-- YOUR TASK --
Find the word "datetime" in the material below and gather every line that contains it.

Records from a data source:
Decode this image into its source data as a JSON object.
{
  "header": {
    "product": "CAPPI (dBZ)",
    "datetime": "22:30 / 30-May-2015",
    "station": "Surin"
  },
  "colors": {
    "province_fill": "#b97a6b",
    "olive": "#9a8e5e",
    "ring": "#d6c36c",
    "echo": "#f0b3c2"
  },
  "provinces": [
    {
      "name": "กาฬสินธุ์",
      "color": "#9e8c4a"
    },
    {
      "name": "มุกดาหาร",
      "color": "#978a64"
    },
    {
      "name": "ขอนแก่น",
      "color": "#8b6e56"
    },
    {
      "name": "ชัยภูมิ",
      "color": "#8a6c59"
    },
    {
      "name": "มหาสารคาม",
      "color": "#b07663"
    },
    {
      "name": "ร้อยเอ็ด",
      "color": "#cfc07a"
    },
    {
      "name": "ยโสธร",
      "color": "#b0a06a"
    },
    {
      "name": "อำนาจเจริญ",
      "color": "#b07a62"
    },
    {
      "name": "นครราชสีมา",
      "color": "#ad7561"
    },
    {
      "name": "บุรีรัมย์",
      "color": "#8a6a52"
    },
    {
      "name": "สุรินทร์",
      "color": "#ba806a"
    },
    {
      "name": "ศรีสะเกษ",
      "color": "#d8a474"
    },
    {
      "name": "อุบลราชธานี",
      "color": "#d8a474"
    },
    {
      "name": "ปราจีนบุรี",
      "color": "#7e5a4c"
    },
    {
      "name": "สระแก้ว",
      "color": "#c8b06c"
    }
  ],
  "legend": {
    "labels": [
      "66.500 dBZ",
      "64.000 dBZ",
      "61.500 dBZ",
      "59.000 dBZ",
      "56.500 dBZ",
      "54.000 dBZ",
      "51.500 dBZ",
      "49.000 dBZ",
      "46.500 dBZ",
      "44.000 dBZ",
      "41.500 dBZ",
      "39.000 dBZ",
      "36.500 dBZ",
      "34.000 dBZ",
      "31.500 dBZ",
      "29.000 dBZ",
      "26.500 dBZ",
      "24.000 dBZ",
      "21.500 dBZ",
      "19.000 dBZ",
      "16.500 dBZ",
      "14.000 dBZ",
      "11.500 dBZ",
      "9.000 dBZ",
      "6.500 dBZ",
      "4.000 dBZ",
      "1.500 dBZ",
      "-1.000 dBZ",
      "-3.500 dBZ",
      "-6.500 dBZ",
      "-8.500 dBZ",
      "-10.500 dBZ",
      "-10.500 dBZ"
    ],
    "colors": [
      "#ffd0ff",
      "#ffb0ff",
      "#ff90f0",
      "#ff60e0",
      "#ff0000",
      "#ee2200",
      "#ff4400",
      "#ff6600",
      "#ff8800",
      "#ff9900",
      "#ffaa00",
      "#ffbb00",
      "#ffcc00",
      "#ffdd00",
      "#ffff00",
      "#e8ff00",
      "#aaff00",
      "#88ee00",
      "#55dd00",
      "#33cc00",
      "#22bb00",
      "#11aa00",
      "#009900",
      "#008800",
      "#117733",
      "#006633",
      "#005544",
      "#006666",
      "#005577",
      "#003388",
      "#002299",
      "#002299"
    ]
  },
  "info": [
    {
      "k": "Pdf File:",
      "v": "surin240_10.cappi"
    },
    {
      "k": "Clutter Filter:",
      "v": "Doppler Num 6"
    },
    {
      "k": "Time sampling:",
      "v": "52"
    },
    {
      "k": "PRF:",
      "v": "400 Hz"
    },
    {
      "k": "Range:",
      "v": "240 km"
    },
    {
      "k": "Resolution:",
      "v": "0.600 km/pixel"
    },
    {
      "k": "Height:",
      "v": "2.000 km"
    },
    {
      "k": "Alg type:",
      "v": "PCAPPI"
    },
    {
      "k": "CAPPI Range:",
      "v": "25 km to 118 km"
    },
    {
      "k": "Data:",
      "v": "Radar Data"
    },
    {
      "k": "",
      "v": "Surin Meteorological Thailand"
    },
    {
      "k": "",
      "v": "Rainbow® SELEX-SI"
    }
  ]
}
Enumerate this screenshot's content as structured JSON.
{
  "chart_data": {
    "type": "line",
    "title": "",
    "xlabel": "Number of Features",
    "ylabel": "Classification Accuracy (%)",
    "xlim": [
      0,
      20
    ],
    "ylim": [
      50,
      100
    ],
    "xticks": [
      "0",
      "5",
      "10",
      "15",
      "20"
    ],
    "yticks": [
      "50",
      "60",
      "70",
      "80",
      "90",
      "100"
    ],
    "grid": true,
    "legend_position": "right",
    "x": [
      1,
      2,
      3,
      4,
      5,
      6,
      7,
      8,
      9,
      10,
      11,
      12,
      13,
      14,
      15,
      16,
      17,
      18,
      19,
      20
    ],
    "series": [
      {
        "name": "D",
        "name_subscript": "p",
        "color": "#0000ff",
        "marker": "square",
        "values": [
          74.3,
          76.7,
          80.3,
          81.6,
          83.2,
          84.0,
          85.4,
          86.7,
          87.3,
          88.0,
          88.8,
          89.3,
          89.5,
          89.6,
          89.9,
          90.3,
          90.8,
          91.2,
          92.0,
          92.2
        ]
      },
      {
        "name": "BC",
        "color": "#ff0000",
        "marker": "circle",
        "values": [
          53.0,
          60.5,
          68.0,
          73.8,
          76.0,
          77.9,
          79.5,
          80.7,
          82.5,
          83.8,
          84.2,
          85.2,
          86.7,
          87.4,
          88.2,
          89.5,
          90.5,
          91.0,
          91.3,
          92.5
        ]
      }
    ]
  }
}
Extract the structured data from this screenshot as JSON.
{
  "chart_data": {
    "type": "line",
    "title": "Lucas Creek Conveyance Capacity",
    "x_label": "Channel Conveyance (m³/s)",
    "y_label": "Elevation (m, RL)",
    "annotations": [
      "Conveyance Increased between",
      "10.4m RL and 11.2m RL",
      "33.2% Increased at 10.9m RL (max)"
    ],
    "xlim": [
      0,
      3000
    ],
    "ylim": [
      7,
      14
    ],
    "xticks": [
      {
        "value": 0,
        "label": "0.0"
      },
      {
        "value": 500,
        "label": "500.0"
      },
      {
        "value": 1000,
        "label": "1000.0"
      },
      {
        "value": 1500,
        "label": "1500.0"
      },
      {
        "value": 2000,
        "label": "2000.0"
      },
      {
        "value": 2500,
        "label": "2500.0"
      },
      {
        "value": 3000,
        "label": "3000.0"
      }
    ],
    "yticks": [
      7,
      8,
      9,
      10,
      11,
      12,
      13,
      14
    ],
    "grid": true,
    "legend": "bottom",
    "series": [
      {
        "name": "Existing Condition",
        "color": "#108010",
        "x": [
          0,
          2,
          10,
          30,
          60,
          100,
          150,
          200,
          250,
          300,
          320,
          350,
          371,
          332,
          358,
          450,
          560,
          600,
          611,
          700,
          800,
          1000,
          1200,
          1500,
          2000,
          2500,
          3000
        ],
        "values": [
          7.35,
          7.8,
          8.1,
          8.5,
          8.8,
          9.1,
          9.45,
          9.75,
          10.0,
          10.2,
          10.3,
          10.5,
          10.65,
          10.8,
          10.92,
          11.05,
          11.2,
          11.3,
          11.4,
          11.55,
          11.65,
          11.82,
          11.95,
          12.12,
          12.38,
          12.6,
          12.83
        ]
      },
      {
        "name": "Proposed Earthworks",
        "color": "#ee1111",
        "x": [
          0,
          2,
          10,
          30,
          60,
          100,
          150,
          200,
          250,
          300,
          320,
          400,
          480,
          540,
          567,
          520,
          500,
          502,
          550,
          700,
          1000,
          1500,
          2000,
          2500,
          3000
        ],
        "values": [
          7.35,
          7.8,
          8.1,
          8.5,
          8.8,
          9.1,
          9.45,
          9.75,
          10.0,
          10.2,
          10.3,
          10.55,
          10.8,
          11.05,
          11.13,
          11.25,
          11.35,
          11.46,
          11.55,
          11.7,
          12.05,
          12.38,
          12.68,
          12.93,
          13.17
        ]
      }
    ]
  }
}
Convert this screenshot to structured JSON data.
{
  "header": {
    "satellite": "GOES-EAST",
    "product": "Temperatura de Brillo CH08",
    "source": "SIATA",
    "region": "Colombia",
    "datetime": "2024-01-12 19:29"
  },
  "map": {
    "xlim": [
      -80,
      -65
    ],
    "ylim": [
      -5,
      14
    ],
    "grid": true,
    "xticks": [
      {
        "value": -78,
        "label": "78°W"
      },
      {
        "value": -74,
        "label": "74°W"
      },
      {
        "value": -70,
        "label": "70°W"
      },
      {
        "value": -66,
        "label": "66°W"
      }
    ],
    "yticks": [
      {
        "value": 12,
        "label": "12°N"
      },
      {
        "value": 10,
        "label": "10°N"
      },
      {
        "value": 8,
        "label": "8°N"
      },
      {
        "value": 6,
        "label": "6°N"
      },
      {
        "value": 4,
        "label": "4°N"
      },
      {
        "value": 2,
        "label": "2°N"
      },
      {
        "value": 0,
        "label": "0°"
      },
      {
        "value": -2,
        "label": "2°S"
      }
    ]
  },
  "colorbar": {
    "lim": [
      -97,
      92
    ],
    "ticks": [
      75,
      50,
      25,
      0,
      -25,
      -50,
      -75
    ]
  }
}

-- THE ANSWER --
    "datetime": "22:30 / 30-May-2015",
    "datetime": "2024-01-12 19:29"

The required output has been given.